● **Dataset content**
-- begin --

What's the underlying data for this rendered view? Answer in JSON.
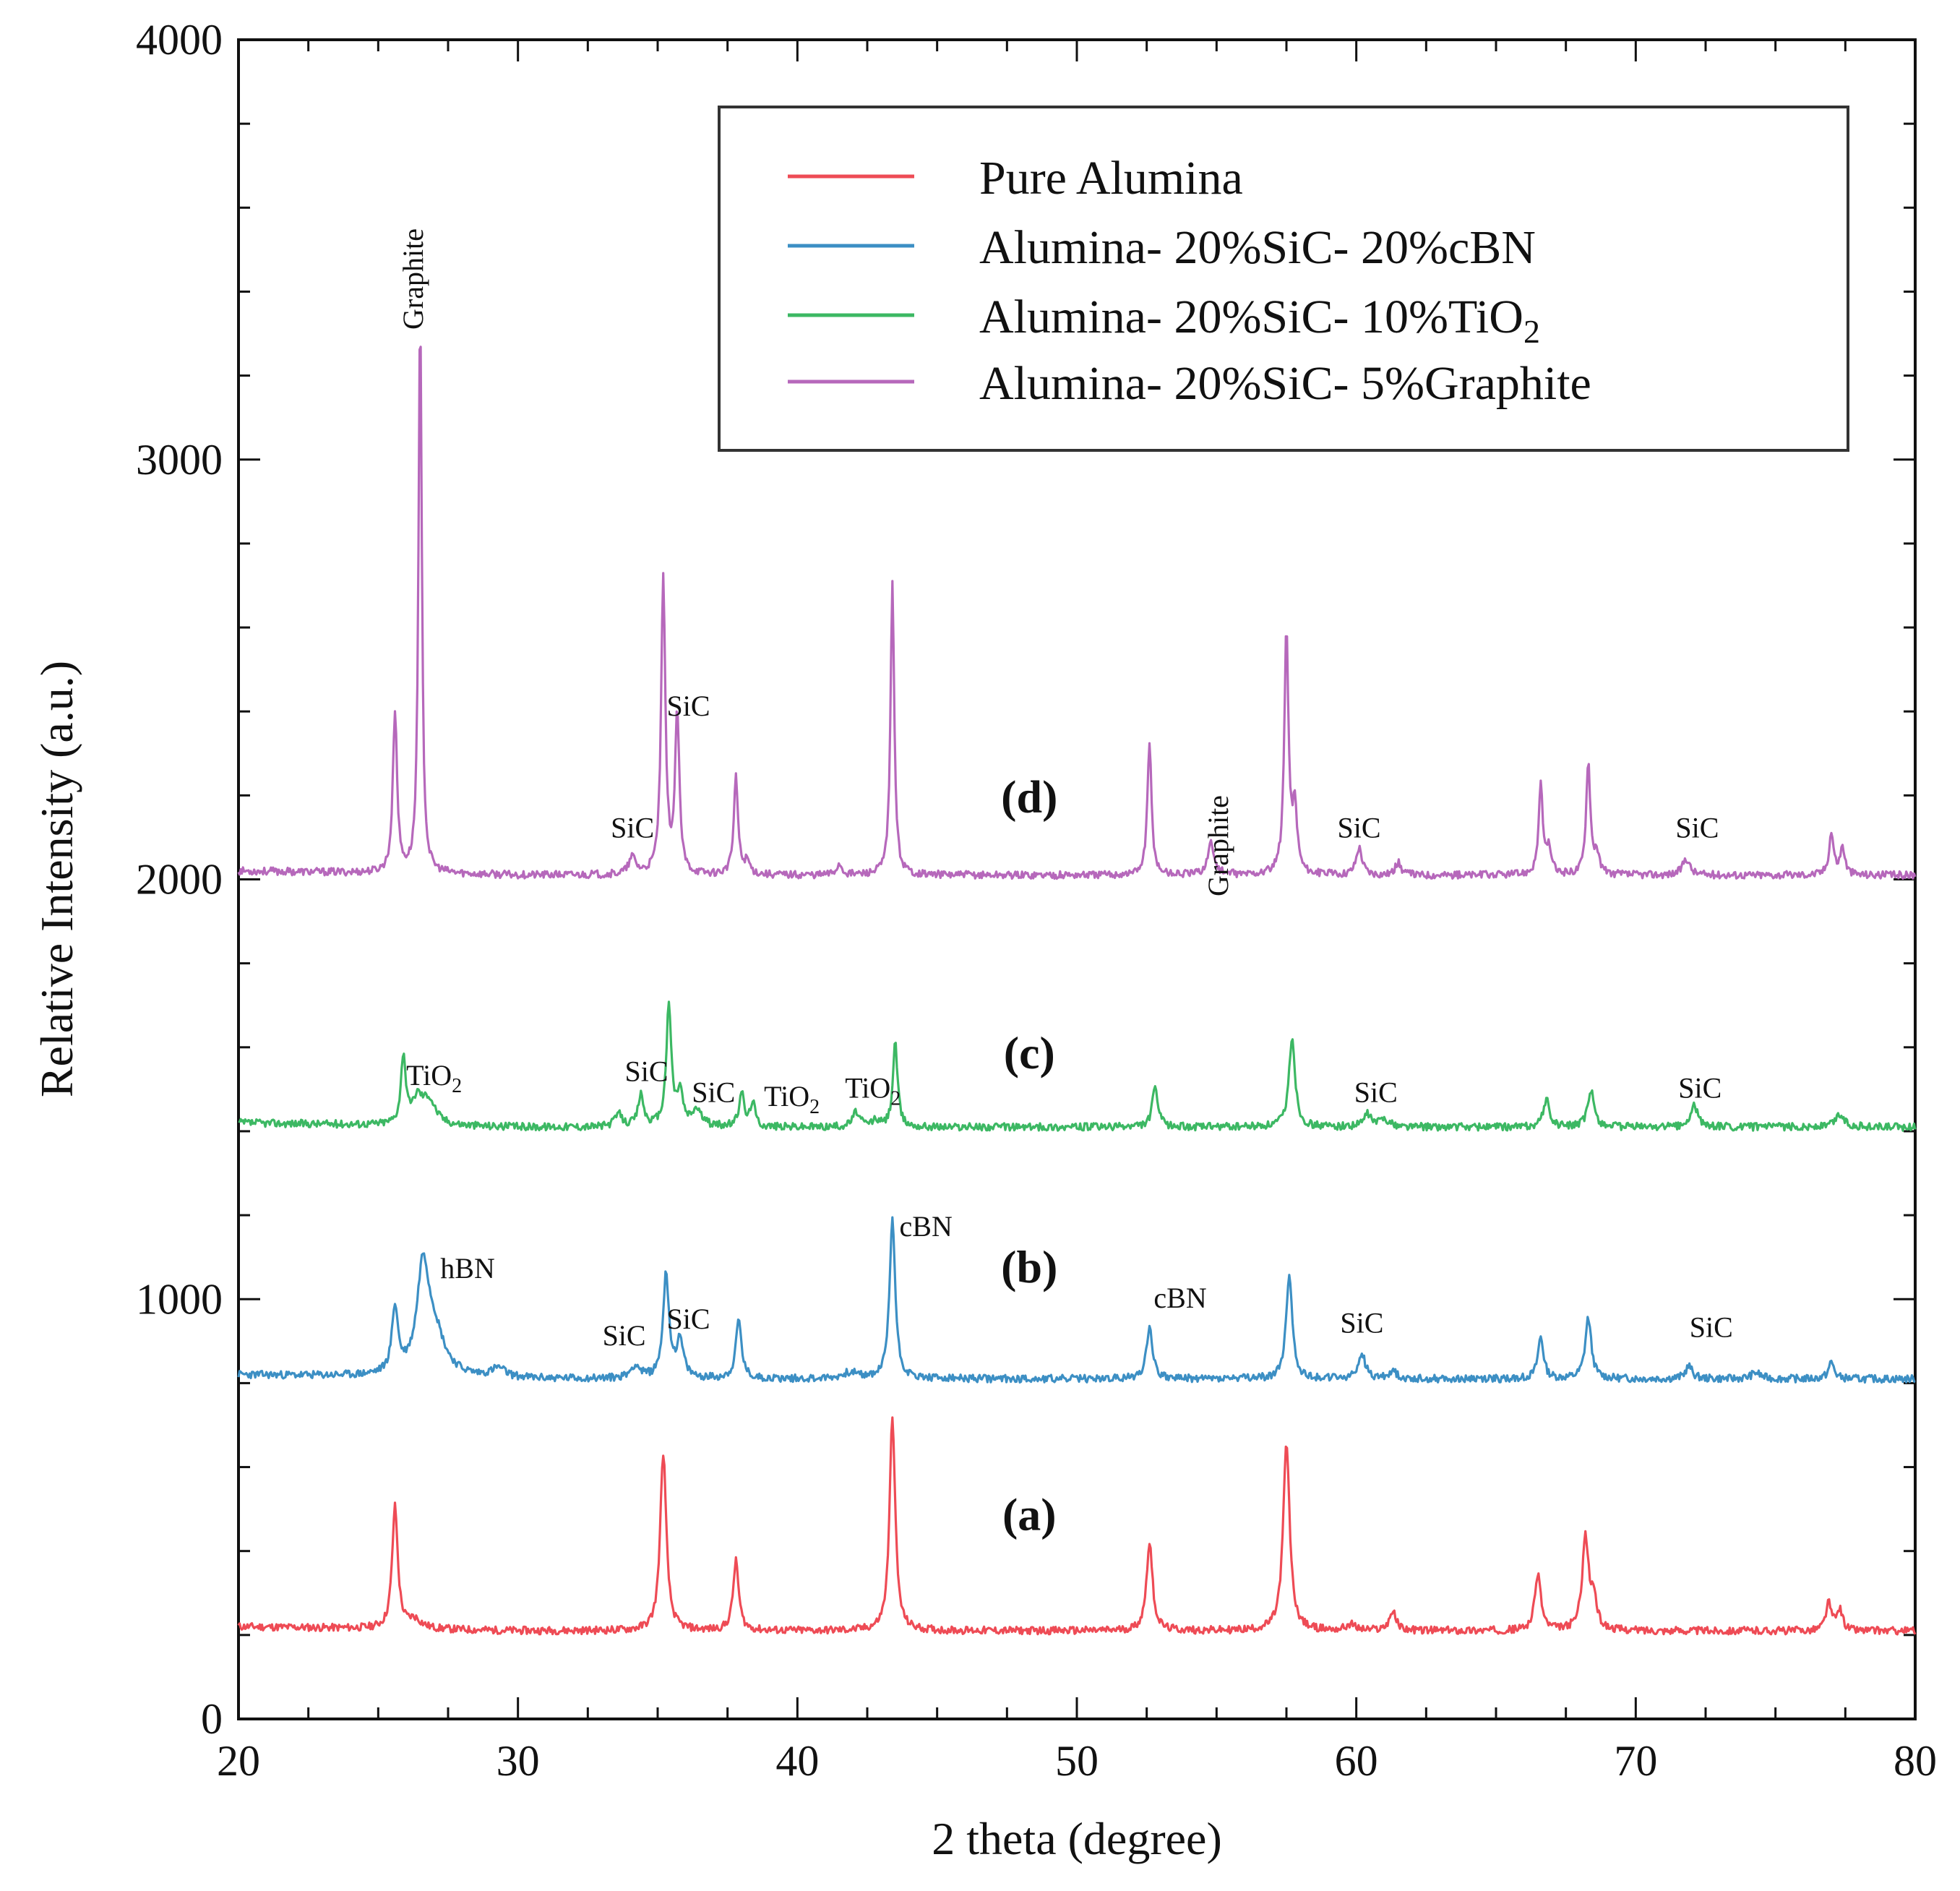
{
  "chart_data": {
    "type": "line",
    "title": "",
    "xlabel": "2 theta (degree)",
    "ylabel": "Relative Intensity (a.u.)",
    "xlim": [
      20,
      80
    ],
    "ylim": [
      0,
      4000
    ],
    "xticks": [
      20,
      30,
      40,
      50,
      60,
      70,
      80
    ],
    "yticks": [
      0,
      1000,
      2000,
      3000,
      4000
    ],
    "xtick_labels": [
      "20",
      "30",
      "40",
      "50",
      "60",
      "70",
      "80"
    ],
    "ytick_labels": [
      "0",
      "1000",
      "2000",
      "3000",
      "4000"
    ],
    "legend_position": "top-right",
    "legend": {
      "pure": "Pure Alumina",
      "cbn": "Alumina- 20%SiC- 20%cBN",
      "tio2_main": "Alumina- 20%SiC- 10%TiO",
      "tio2_sub": "2",
      "graphite": "Alumina- 20%SiC- 5%Graphite"
    },
    "series": [
      {
        "name": "Pure Alumina",
        "panel": "(a)",
        "color": "#ee4b55",
        "baseline": 210,
        "peaks": [
          [
            25.6,
            290,
            0.12
          ],
          [
            26.3,
            22,
            0.3
          ],
          [
            35.2,
            425,
            0.13
          ],
          [
            37.8,
            165,
            0.12
          ],
          [
            43.4,
            515,
            0.12
          ],
          [
            52.6,
            210,
            0.13
          ],
          [
            57.5,
            445,
            0.14
          ],
          [
            59.8,
            14,
            0.2
          ],
          [
            61.3,
            45,
            0.15
          ],
          [
            66.5,
            135,
            0.13
          ],
          [
            68.2,
            220,
            0.14
          ],
          [
            68.5,
            70,
            0.12
          ],
          [
            76.9,
            65,
            0.12
          ],
          [
            77.3,
            50,
            0.12
          ]
        ],
        "seed": 11
      },
      {
        "name": "Alumina- 20%SiC- 20%cBN",
        "panel": "(b)",
        "color": "#3c8fc4",
        "baseline": 810,
        "peaks": [
          [
            25.6,
            155,
            0.13
          ],
          [
            26.6,
            240,
            0.25
          ],
          [
            27.0,
            100,
            0.45
          ],
          [
            29.3,
            22,
            0.3
          ],
          [
            34.2,
            30,
            0.2
          ],
          [
            35.3,
            245,
            0.13
          ],
          [
            35.8,
            85,
            0.15
          ],
          [
            37.9,
            140,
            0.12
          ],
          [
            41.9,
            15,
            0.3
          ],
          [
            43.4,
            385,
            0.12
          ],
          [
            52.6,
            125,
            0.13
          ],
          [
            57.6,
            250,
            0.13
          ],
          [
            60.2,
            60,
            0.15
          ],
          [
            61.3,
            20,
            0.15
          ],
          [
            66.6,
            100,
            0.12
          ],
          [
            68.3,
            145,
            0.13
          ],
          [
            71.9,
            30,
            0.15
          ],
          [
            74.3,
            15,
            0.2
          ],
          [
            77.0,
            40,
            0.12
          ]
        ],
        "seed": 23
      },
      {
        "name": "Alumina- 20%SiC- 10%TiO2",
        "panel": "(c)",
        "color": "#3cb863",
        "baseline": 1410,
        "peaks": [
          [
            25.9,
            165,
            0.1
          ],
          [
            26.4,
            55,
            0.2
          ],
          [
            26.8,
            60,
            0.3
          ],
          [
            33.6,
            30,
            0.15
          ],
          [
            34.4,
            75,
            0.12
          ],
          [
            35.4,
            285,
            0.11
          ],
          [
            35.8,
            80,
            0.12
          ],
          [
            36.4,
            40,
            0.2
          ],
          [
            38.0,
            85,
            0.1
          ],
          [
            38.4,
            60,
            0.1
          ],
          [
            42.1,
            35,
            0.15
          ],
          [
            42.8,
            15,
            0.15
          ],
          [
            43.5,
            200,
            0.1
          ],
          [
            52.8,
            95,
            0.12
          ],
          [
            57.7,
            215,
            0.13
          ],
          [
            60.4,
            30,
            0.15
          ],
          [
            61.0,
            20,
            0.2
          ],
          [
            66.8,
            65,
            0.13
          ],
          [
            68.4,
            90,
            0.13
          ],
          [
            72.1,
            50,
            0.15
          ],
          [
            77.3,
            30,
            0.2
          ]
        ],
        "seed": 37
      },
      {
        "name": "Alumina- 20%SiC- 5%Graphite",
        "panel": "(d)",
        "color": "#b668bb",
        "baseline": 2010,
        "peaks": [
          [
            25.6,
            385,
            0.09
          ],
          [
            26.5,
            1345,
            0.07
          ],
          [
            34.1,
            40,
            0.15
          ],
          [
            35.2,
            700,
            0.09
          ],
          [
            35.7,
            380,
            0.09
          ],
          [
            37.8,
            230,
            0.09
          ],
          [
            38.2,
            30,
            0.12
          ],
          [
            41.5,
            25,
            0.12
          ],
          [
            43.4,
            695,
            0.08
          ],
          [
            52.6,
            310,
            0.09
          ],
          [
            54.8,
            75,
            0.14
          ],
          [
            57.5,
            580,
            0.09
          ],
          [
            57.8,
            150,
            0.1
          ],
          [
            60.1,
            65,
            0.13
          ],
          [
            61.5,
            30,
            0.12
          ],
          [
            66.6,
            210,
            0.09
          ],
          [
            66.9,
            60,
            0.1
          ],
          [
            68.3,
            270,
            0.09
          ],
          [
            68.6,
            50,
            0.1
          ],
          [
            71.8,
            40,
            0.15
          ],
          [
            77.0,
            100,
            0.1
          ],
          [
            77.4,
            65,
            0.1
          ]
        ],
        "seed": 53
      }
    ],
    "panel_labels": [
      {
        "text": "(a)",
        "x": 48.3,
        "y": 450
      },
      {
        "text": "(b)",
        "x": 48.3,
        "y": 1040
      },
      {
        "text": "(c)",
        "x": 48.3,
        "y": 1550
      },
      {
        "text": "(d)",
        "x": 48.3,
        "y": 2160
      }
    ],
    "annotations": [
      {
        "text": "Graphite",
        "x": 26.6,
        "y": 3430,
        "rotate": true
      },
      {
        "text": "SiC",
        "x": 34.1,
        "y": 2100
      },
      {
        "text": "SiC",
        "x": 36.1,
        "y": 2390
      },
      {
        "text": "Graphite",
        "x": 55.4,
        "y": 2080,
        "rotate": true
      },
      {
        "text": "SiC",
        "x": 60.1,
        "y": 2100
      },
      {
        "text": "SiC",
        "x": 72.2,
        "y": 2100
      },
      {
        "text": "TiO",
        "sub": "2",
        "x": 27.0,
        "y": 1510
      },
      {
        "text": "SiC",
        "x": 34.6,
        "y": 1520
      },
      {
        "text": "SiC",
        "x": 37.0,
        "y": 1470
      },
      {
        "text": "TiO",
        "sub": "2",
        "x": 39.8,
        "y": 1460
      },
      {
        "text": "TiO",
        "sub": "2",
        "x": 42.7,
        "y": 1480
      },
      {
        "text": "SiC",
        "x": 60.7,
        "y": 1470
      },
      {
        "text": "SiC",
        "x": 72.3,
        "y": 1480
      },
      {
        "text": "hBN",
        "x": 28.2,
        "y": 1050
      },
      {
        "text": "SiC",
        "x": 33.8,
        "y": 890
      },
      {
        "text": "SiC",
        "x": 36.1,
        "y": 930
      },
      {
        "text": "cBN",
        "x": 44.6,
        "y": 1150
      },
      {
        "text": "cBN",
        "x": 53.7,
        "y": 980
      },
      {
        "text": "SiC",
        "x": 60.2,
        "y": 920
      },
      {
        "text": "SiC",
        "x": 72.7,
        "y": 910
      }
    ]
  }
}
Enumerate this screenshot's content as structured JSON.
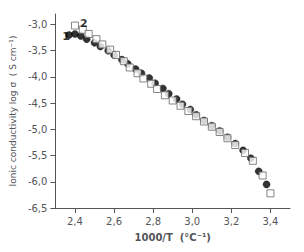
{
  "chart_data": {
    "type": "scatter",
    "xlabel": "1000/T  (°C⁻¹)",
    "ylabel": "Ionic conductivity log σ  ( S cm⁻¹)",
    "xlim": [
      2.3,
      3.5
    ],
    "ylim": [
      -6.5,
      -2.8
    ],
    "xticks": [
      {
        "value": 2.4,
        "label": "2,4"
      },
      {
        "value": 2.6,
        "label": "2,6"
      },
      {
        "value": 2.8,
        "label": "2,8"
      },
      {
        "value": 3.0,
        "label": "3,0"
      },
      {
        "value": 3.2,
        "label": "3,2"
      },
      {
        "value": 3.4,
        "label": "3,4"
      }
    ],
    "yticks": [
      {
        "value": -3.0,
        "label": "-3,0"
      },
      {
        "value": -3.5,
        "label": "-3,5"
      },
      {
        "value": -4.0,
        "label": "-4,0"
      },
      {
        "value": -4.5,
        "label": "-4,5"
      },
      {
        "value": -5.0,
        "label": "-5,0"
      },
      {
        "value": -5.5,
        "label": "-5,5"
      },
      {
        "value": -6.0,
        "label": "-6,0"
      },
      {
        "value": -6.5,
        "label": "-6,5"
      }
    ],
    "grid": false,
    "series": [
      {
        "color": "#000000",
        "marker": "circle",
        "x": [
          2.37,
          2.4,
          2.43,
          2.46,
          2.5,
          2.53,
          2.57,
          2.6,
          2.64,
          2.67,
          2.71,
          2.74,
          2.78,
          2.81,
          2.85,
          2.88,
          2.92,
          2.95,
          2.99,
          3.02,
          3.06,
          3.1,
          3.14,
          3.18,
          3.22,
          3.26,
          3.3,
          3.34,
          3.38
        ],
        "values": [
          -3.2,
          -3.18,
          -3.22,
          -3.28,
          -3.35,
          -3.42,
          -3.5,
          -3.58,
          -3.67,
          -3.75,
          -3.85,
          -3.93,
          -4.02,
          -4.12,
          -4.22,
          -4.32,
          -4.42,
          -4.52,
          -4.62,
          -4.72,
          -4.83,
          -4.93,
          -5.03,
          -5.15,
          -5.27,
          -5.4,
          -5.55,
          -5.8,
          -6.05
        ]
      },
      {
        "color": "#666666",
        "marker": "square_open",
        "x": [
          2.4,
          2.44,
          2.47,
          2.51,
          2.54,
          2.58,
          2.61,
          2.65,
          2.68,
          2.72,
          2.75,
          2.79,
          2.82,
          2.86,
          2.9,
          2.94,
          2.98,
          3.02,
          3.06,
          3.1,
          3.14,
          3.18,
          3.22,
          3.27,
          3.31,
          3.36,
          3.4
        ],
        "values": [
          -3.02,
          -3.1,
          -3.18,
          -3.28,
          -3.38,
          -3.48,
          -3.58,
          -3.7,
          -3.82,
          -3.93,
          -4.03,
          -4.13,
          -4.23,
          -4.35,
          -4.45,
          -4.55,
          -4.65,
          -4.75,
          -4.85,
          -4.95,
          -5.05,
          -5.17,
          -5.3,
          -5.45,
          -5.6,
          -5.88,
          -6.22
        ]
      }
    ],
    "annotations": [
      {
        "text": "1",
        "x": 2.355,
        "y": -3.22
      },
      {
        "text": "2",
        "x": 2.445,
        "y": -2.98
      }
    ]
  }
}
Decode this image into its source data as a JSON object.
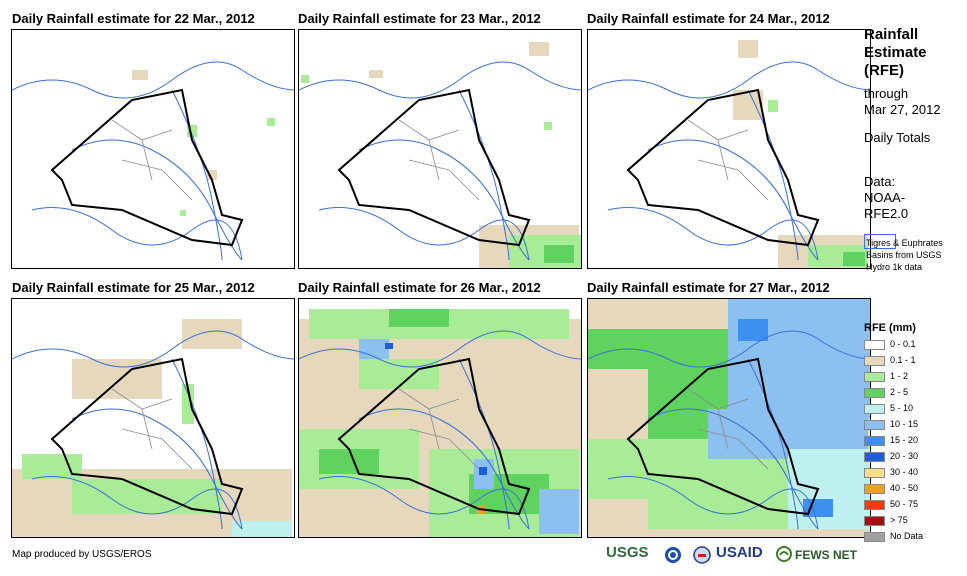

-- end --

● **Work instructions**
Determine the number of lines in the listing that hold the word "Pure", and supply that number and nothing further.

● **Answer in full**
2